Begin The records

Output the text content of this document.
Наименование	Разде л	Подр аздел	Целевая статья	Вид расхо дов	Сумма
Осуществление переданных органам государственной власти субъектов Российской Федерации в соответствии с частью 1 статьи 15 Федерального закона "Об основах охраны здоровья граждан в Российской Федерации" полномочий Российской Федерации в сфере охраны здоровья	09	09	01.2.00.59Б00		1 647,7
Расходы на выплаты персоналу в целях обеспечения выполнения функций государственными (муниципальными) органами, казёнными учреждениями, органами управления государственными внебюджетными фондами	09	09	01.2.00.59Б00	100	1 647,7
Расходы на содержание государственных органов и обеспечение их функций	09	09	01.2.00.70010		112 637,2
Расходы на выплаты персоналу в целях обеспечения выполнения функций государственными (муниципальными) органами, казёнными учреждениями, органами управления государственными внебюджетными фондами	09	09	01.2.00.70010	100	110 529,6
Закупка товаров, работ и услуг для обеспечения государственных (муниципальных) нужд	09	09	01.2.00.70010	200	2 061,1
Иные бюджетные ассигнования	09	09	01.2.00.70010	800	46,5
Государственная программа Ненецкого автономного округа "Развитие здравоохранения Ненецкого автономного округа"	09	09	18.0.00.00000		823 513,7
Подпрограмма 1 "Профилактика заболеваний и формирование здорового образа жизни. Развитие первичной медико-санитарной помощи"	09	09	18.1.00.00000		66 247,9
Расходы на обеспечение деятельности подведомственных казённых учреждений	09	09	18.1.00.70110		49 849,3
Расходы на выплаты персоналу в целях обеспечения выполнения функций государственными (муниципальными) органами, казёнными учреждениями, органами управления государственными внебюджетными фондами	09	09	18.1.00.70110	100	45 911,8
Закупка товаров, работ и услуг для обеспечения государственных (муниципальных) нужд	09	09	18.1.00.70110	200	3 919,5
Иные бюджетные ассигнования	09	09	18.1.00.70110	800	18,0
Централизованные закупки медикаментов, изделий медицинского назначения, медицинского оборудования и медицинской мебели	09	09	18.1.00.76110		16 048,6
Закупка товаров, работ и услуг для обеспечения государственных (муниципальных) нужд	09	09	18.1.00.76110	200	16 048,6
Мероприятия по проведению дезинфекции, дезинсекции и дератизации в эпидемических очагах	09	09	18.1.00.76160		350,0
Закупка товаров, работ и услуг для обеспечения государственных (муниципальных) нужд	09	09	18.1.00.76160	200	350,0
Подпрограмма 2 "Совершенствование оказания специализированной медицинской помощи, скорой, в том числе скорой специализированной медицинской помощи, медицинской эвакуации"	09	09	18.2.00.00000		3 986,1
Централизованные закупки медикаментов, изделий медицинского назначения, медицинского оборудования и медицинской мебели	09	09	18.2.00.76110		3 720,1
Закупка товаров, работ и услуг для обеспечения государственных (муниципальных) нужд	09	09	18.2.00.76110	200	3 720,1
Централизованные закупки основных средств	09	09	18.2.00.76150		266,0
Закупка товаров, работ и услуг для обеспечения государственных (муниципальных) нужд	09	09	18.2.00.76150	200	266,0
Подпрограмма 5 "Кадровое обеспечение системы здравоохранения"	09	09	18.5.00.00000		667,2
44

End The records

▶ **Work to do**: Each record above should be repeated exactly as it appears.

▶ **Result**:
Output the text content of this document.
Наименование	Разде л	Подр аздел	Целевая статья	Вид расхо дов	Сумма
Осуществление переданных органам государственной власти субъектов Российской Федерации в соответствии с частью 1 статьи 15 Федерального закона "Об основах охраны здоровья граждан в Российской Федерации" полномочий Российской Федерации в сфере охраны здоровья	09	09	01.2.00.59Б00		1 647,7
Расходы на выплаты персоналу в целях обеспечения выполнения функций государственными (муниципальными) органами, казёнными учреждениями, органами управления государственными внебюджетными фондами	09	09	01.2.00.59Б00	100	1 647,7
Расходы на содержание государственных органов и обеспечение их функций	09	09	01.2.00.70010		112 637,2
Расходы на выплаты персоналу в целях обеспечения выполнения функций государственными (муниципальными) органами, казёнными учреждениями, органами управления государственными внебюджетными фондами	09	09	01.2.00.70010	100	110 529,6
Закупка товаров, работ и услуг для обеспечения государственных (муниципальных) нужд	09	09	01.2.00.70010	200	2 061,1
Иные бюджетные ассигнования	09	09	01.2.00.70010	800	46,5
Государственная программа Ненецкого автономного округа "Развитие здравоохранения Ненецкого автономного округа"	09	09	18.0.00.00000		823 513,7
Подпрограмма 1 "Профилактика заболеваний и формирование здорового образа жизни. Развитие первичной медико-санитарной помощи"	09	09	18.1.00.00000		66 247,9
Расходы на обеспечение деятельности подведомственных казённых учреждений	09	09	18.1.00.70110		49 849,3
Расходы на выплаты персоналу в целях обеспечения выполнения функций государственными (муниципальными) органами, казёнными учреждениями, органами управления государственными внебюджетными фондами	09	09	18.1.00.70110	100	45 911,8
Закупка товаров, работ и услуг для обеспечения государственных (муниципальных) нужд	09	09	18.1.00.70110	200	3 919,5
Иные бюджетные ассигнования	09	09	18.1.00.70110	800	18,0
Централизованные закупки медикаментов, изделий медицинского назначения, медицинского оборудования и медицинской мебели	09	09	18.1.00.76110		16 048,6
Закупка товаров, работ и услуг для обеспечения государственных (муниципальных) нужд	09	09	18.1.00.76110	200	16 048,6
Мероприятия по проведению дезинфекции, дезинсекции и дератизации в эпидемических очагах	09	09	18.1.00.76160		350,0
Закупка товаров, работ и услуг для обеспечения государственных (муниципальных) нужд	09	09	18.1.00.76160	200	350,0
Подпрограмма 2 "Совершенствование оказания специализированной медицинской помощи, скорой, в том числе скорой специализированной медицинской помощи, медицинской эвакуации"	09	09	18.2.00.00000		3 986,1
Централизованные закупки медикаментов, изделий медицинского назначения, медицинского оборудования и медицинской мебели	09	09	18.2.00.76110		3 720,1
Закупка товаров, работ и услуг для обеспечения государственных (муниципальных) нужд	09	09	18.2.00.76110	200	3 720,1
Централизованные закупки основных средств	09	09	18.2.00.76150		266,0
Закупка товаров, работ и услуг для обеспечения государственных (муниципальных) нужд	09	09	18.2.00.76150	200	266,0
Подпрограмма 5 "Кадровое обеспечение системы здравоохранения"	09	09	18.5.00.00000		667,2
44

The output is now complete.